- **Instrucciones**
1. Edita el texto sobre el celibato: reproduce el tramo que va de "El cardenal Walter" a "sus fundamentos teológicos." y sustituye "cardenal" por "purpurado".
2. Enumera los Evangelios que se nombran en el texto sobre el celibato.

- **Fragmento del documento**
•••
El cardenal Walter Brandmüller, Presidente emérito del Comité Pontificio de Ciencias Históricas, sale al paso de las afirmaciones −desmentidas por el vocero de la Santa Sede− que le habría hecho el Papa Francisco sobre el tema del celibato en la Iglesia Latina, al editor del diario italiano La Repubblica, Eugenio Scalfari
Sus afirmaciones son coincidentes con las de otro historiador eclesiástico, el cardenal Alfonso Stickler, que escribió un completo artículo sobre este tema: El celibato eclesiástico. Su historia y sus fundamentos teológicos.
Ilustrísimo Señor Scalfari,
Aunque no tengo el placer de conocerle personalmente, quisiera volver sobre sus afirmaciones acerca del celibato contenida en su informe sobre su coloquio con el Papa Francisco, publicadas el 13 de julio de 2014 e inmediatamente desmentidas en su autenticidad por el director de la sala de prensa vaticana. Como “antiguo profesor” que ha enseñado Historia de la Iglesia en la universidad durante treinta años, deseo informarle sobre el estado actual de la investigación en este campo.
En especial, es obligatorio recalcar especialmente que el celibato no se remonta en absoluto a una ley inventada 900 años después de la muerte de Cristo. Más bien son los Evangelios según Mateo, Marcos y Lucas los que refieren las palabras de Jesús al respecto.
•••
- **Registros de una colección de datos**
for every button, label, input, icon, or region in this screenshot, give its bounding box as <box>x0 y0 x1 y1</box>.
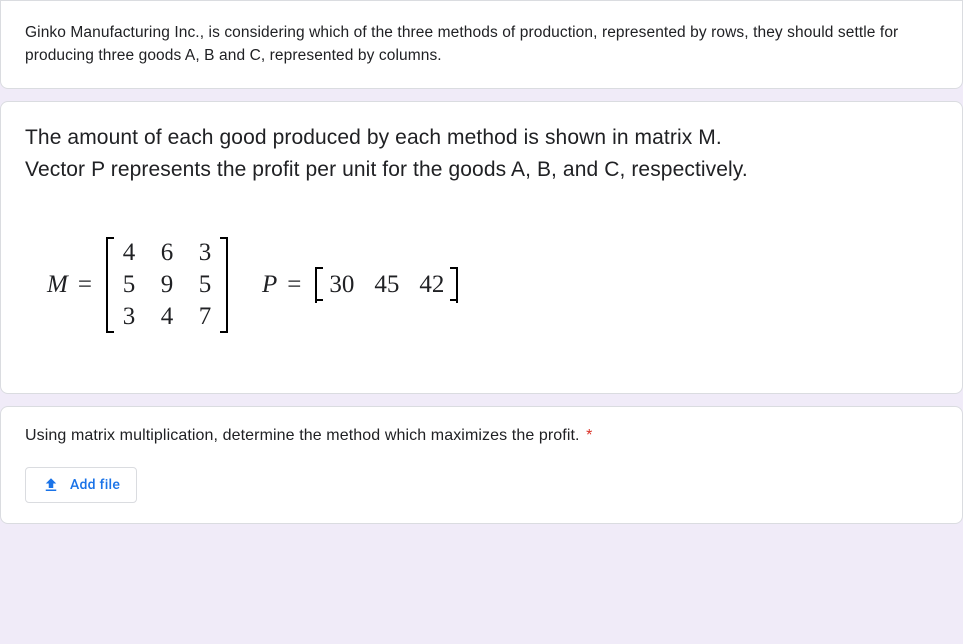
vector-p-body: 30 45 42 <box>321 267 452 303</box>
matrix-m: 4 6 3 5 9 5 3 4 7 <box>102 237 232 333</box>
matrix-area: M = 4 6 3 5 9 5 3 4 7 P = <box>25 237 938 333</box>
m-cell: 7 <box>196 303 214 331</box>
bracket-right-icon <box>452 267 462 303</box>
add-file-label: Add file <box>70 477 120 493</box>
m-cell: 3 <box>196 239 214 267</box>
m-cell: 3 <box>120 303 138 331</box>
bracket-left-icon <box>102 237 112 333</box>
description-card: The amount of each good produced by each… <box>0 101 963 394</box>
add-file-button[interactable]: Add file <box>25 467 137 503</box>
required-asterisk: * <box>586 427 592 444</box>
bracket-right-icon <box>222 237 232 333</box>
p-cell: 42 <box>419 271 444 299</box>
m-cell: 4 <box>120 239 138 267</box>
description-line-2: Vector P represents the profit per unit … <box>25 154 938 187</box>
description-line-1: The amount of each good produced by each… <box>25 122 938 155</box>
question-label: Using matrix multiplication, determine t… <box>25 427 580 444</box>
bracket-left-icon <box>311 267 321 303</box>
matrix-m-body: 4 6 3 5 9 5 3 4 7 <box>112 237 222 333</box>
question-text: Using matrix multiplication, determine t… <box>25 427 938 445</box>
upload-icon <box>42 476 60 494</box>
vector-p-label: P <box>262 271 277 299</box>
p-cell: 30 <box>329 271 354 299</box>
intro-text: Ginko Manufacturing Inc., is considering… <box>25 21 938 68</box>
m-cell: 9 <box>158 271 176 299</box>
vector-p-block: P = 30 45 42 <box>262 267 462 303</box>
vector-p: 30 45 42 <box>311 267 462 303</box>
p-cell: 45 <box>374 271 399 299</box>
m-cell: 5 <box>196 271 214 299</box>
m-cell: 6 <box>158 239 176 267</box>
equals-sign-m: = <box>76 271 94 299</box>
m-cell: 5 <box>120 271 138 299</box>
equals-sign-p: = <box>285 271 303 299</box>
question-card: Using matrix multiplication, determine t… <box>0 406 963 524</box>
matrix-m-block: M = 4 6 3 5 9 5 3 4 7 <box>47 237 232 333</box>
matrix-m-label: M <box>47 271 68 299</box>
intro-card: Ginko Manufacturing Inc., is considering… <box>0 0 963 89</box>
m-cell: 4 <box>158 303 176 331</box>
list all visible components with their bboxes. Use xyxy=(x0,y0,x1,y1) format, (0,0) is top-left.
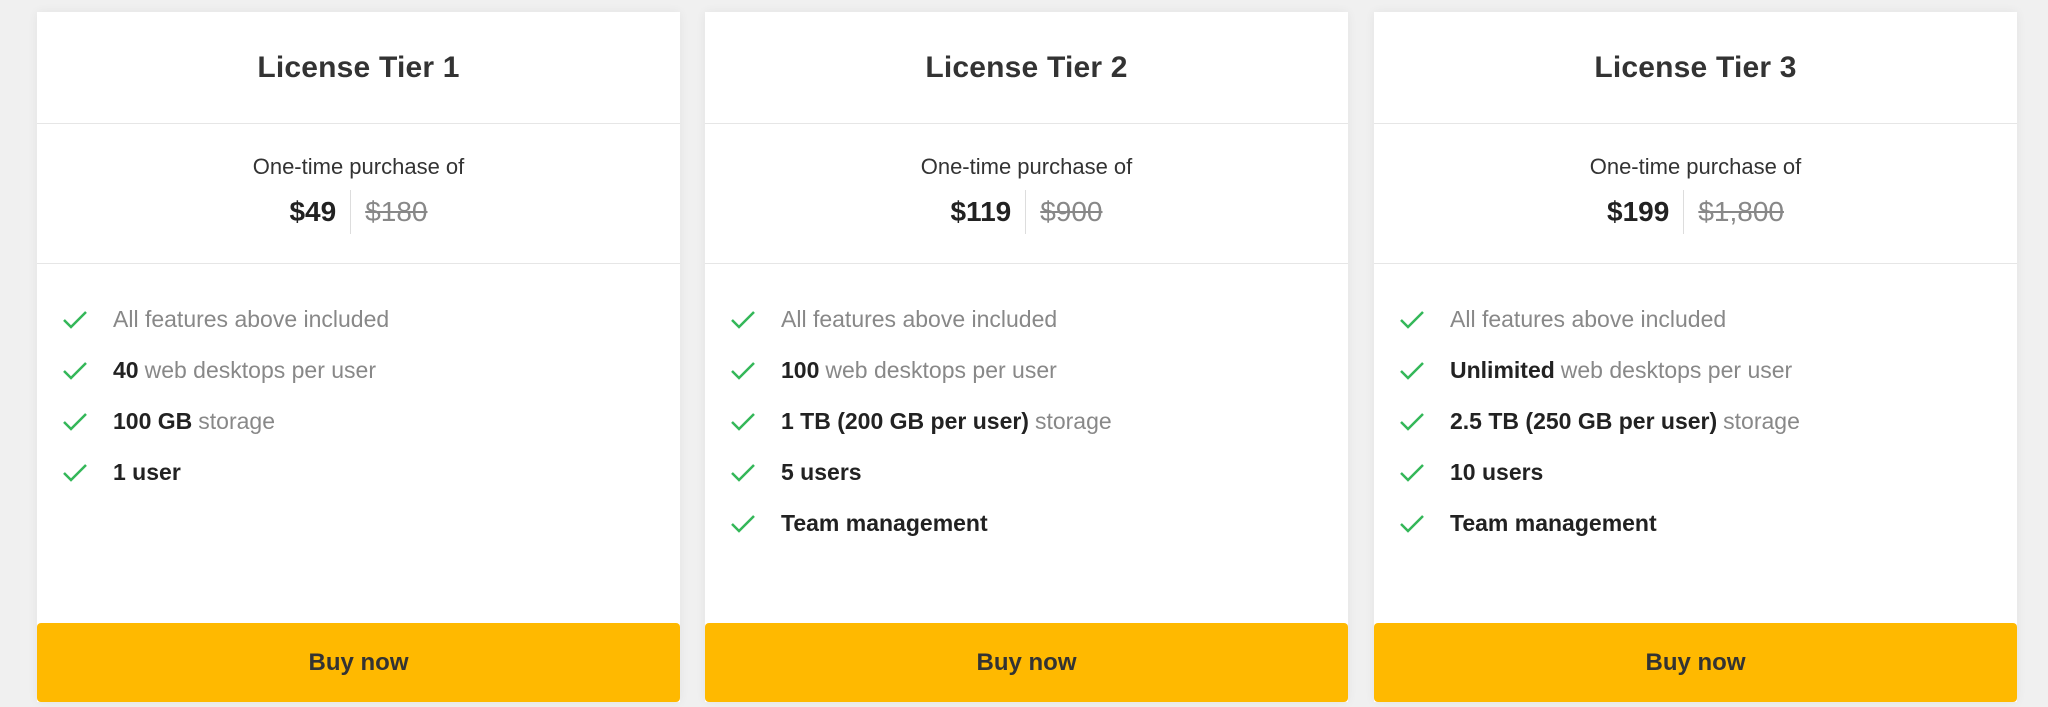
pricing-card-tier-3: License Tier 3 One-time purchase of $199… xyxy=(1374,12,2017,702)
check-icon xyxy=(729,459,757,487)
feature-text: storage xyxy=(198,408,275,434)
tier-title: License Tier 3 xyxy=(1594,50,1797,84)
feature-text: storage xyxy=(1034,408,1112,434)
feature-text: All features above included xyxy=(113,306,390,332)
price-caption: One-time purchase of xyxy=(252,154,465,179)
feature-list: All features above included Unlimited we… xyxy=(1374,264,2017,549)
feature-item: 2.5 TB (250 GB per user) storage xyxy=(1398,396,2017,447)
feature-item: Unlimited web desktops per user xyxy=(1398,345,2017,396)
check-icon xyxy=(61,408,89,436)
check-icon xyxy=(61,357,89,385)
feature-text: storage xyxy=(1723,408,1800,434)
feature-list: All features above included 40 web deskt… xyxy=(37,264,680,498)
original-price: $900 xyxy=(1040,196,1103,227)
feature-text: web desktops per user xyxy=(144,357,376,383)
feature-highlight: 1 TB (200 GB per user) xyxy=(781,408,1029,434)
buy-now-button[interactable]: Buy now xyxy=(1374,623,2017,702)
check-icon xyxy=(61,459,89,487)
buy-now-button[interactable]: Buy now xyxy=(37,623,680,702)
feature-item: Team management xyxy=(1398,498,2017,549)
check-icon xyxy=(729,306,757,334)
feature-item: 100 GB storage xyxy=(61,396,680,447)
card-header: License Tier 1 xyxy=(37,12,680,124)
price-block: One-time purchase of $119 $900 xyxy=(705,124,1348,264)
feature-highlight: 40 xyxy=(113,357,139,383)
feature-text: web desktops per user xyxy=(1560,357,1793,383)
price-block: One-time purchase of $199 $1,800 xyxy=(1374,124,2017,264)
card-header: License Tier 3 xyxy=(1374,12,2017,124)
price-block: One-time purchase of $49 $180 xyxy=(37,124,680,264)
card-header: License Tier 2 xyxy=(705,12,1348,124)
feature-highlight: Team management xyxy=(1450,510,1657,536)
check-icon xyxy=(729,408,757,436)
feature-highlight: 100 GB xyxy=(113,408,193,434)
check-icon xyxy=(729,510,757,538)
feature-highlight: 5 users xyxy=(781,459,862,485)
price-line: $49 $180 xyxy=(37,190,680,234)
price-line: $119 $900 xyxy=(705,190,1348,234)
current-price: $199 xyxy=(1607,190,1685,234)
pricing-row: License Tier 1 One-time purchase of $49 … xyxy=(0,0,2048,707)
feature-item: 40 web desktops per user xyxy=(61,345,680,396)
pricing-card-tier-1: License Tier 1 One-time purchase of $49 … xyxy=(37,12,680,702)
feature-highlight: 100 xyxy=(781,357,820,383)
feature-highlight: 2.5 TB (250 GB per user) xyxy=(1450,408,1718,434)
feature-item: All features above included xyxy=(1398,294,2017,345)
check-icon xyxy=(1398,459,1426,487)
check-icon xyxy=(1398,306,1426,334)
feature-list: All features above included 100 web desk… xyxy=(705,264,1348,549)
feature-item: All features above included xyxy=(729,294,1348,345)
current-price: $119 xyxy=(950,190,1027,234)
price-caption: One-time purchase of xyxy=(1589,154,1802,179)
check-icon xyxy=(61,306,89,334)
original-price: $180 xyxy=(365,196,428,227)
price-line: $199 $1,800 xyxy=(1374,190,2017,234)
feature-item: 1 TB (200 GB per user) storage xyxy=(729,396,1348,447)
feature-item: 5 users xyxy=(729,447,1348,498)
feature-text: web desktops per user xyxy=(825,357,1057,383)
check-icon xyxy=(729,357,757,385)
feature-highlight: Unlimited xyxy=(1450,357,1555,383)
check-icon xyxy=(1398,510,1426,538)
feature-text: All features above included xyxy=(1450,306,1727,332)
feature-item: All features above included xyxy=(61,294,680,345)
feature-item: 1 user xyxy=(61,447,680,498)
feature-highlight: Team management xyxy=(781,510,988,536)
feature-highlight: 1 user xyxy=(113,459,181,485)
feature-item: 10 users xyxy=(1398,447,2017,498)
tier-title: License Tier 1 xyxy=(257,50,460,84)
buy-now-button[interactable]: Buy now xyxy=(705,623,1348,702)
feature-text: All features above included xyxy=(781,306,1058,332)
price-caption: One-time purchase of xyxy=(920,154,1133,179)
tier-title: License Tier 2 xyxy=(925,50,1128,84)
current-price: $49 xyxy=(289,190,352,234)
check-icon xyxy=(1398,408,1426,436)
check-icon xyxy=(1398,357,1426,385)
feature-highlight: 10 users xyxy=(1450,459,1544,485)
feature-item: Team management xyxy=(729,498,1348,549)
pricing-card-tier-2: License Tier 2 One-time purchase of $119… xyxy=(705,12,1348,702)
feature-item: 100 web desktops per user xyxy=(729,345,1348,396)
original-price: $1,800 xyxy=(1698,196,1784,227)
•••
- **Ejercicios resueltos**
1.
El purpurado Walter Brandmüller, Presidente emérito del Comité Pontificio de Ciencias Históricas, sale al paso de las afirmaciones −desmentidas por el vocero de la Santa Sede− que le habría hecho el Papa Francisco sobre el tema del celibato en la Iglesia Latina, al editor del diario italiano La Repubblica, Eugenio Scalfari
Sus afirmaciones son coincidentes con las de otro historiador eclesiástico, el purpurado Alfonso Stickler, que escribió un completo artículo sobre este tema: El celibato eclesiástico. Su historia y sus fundamentos teológicos.

2.
- Evangelio según Mateo
- Evangelio según Marcos
- Evangelio según Lucas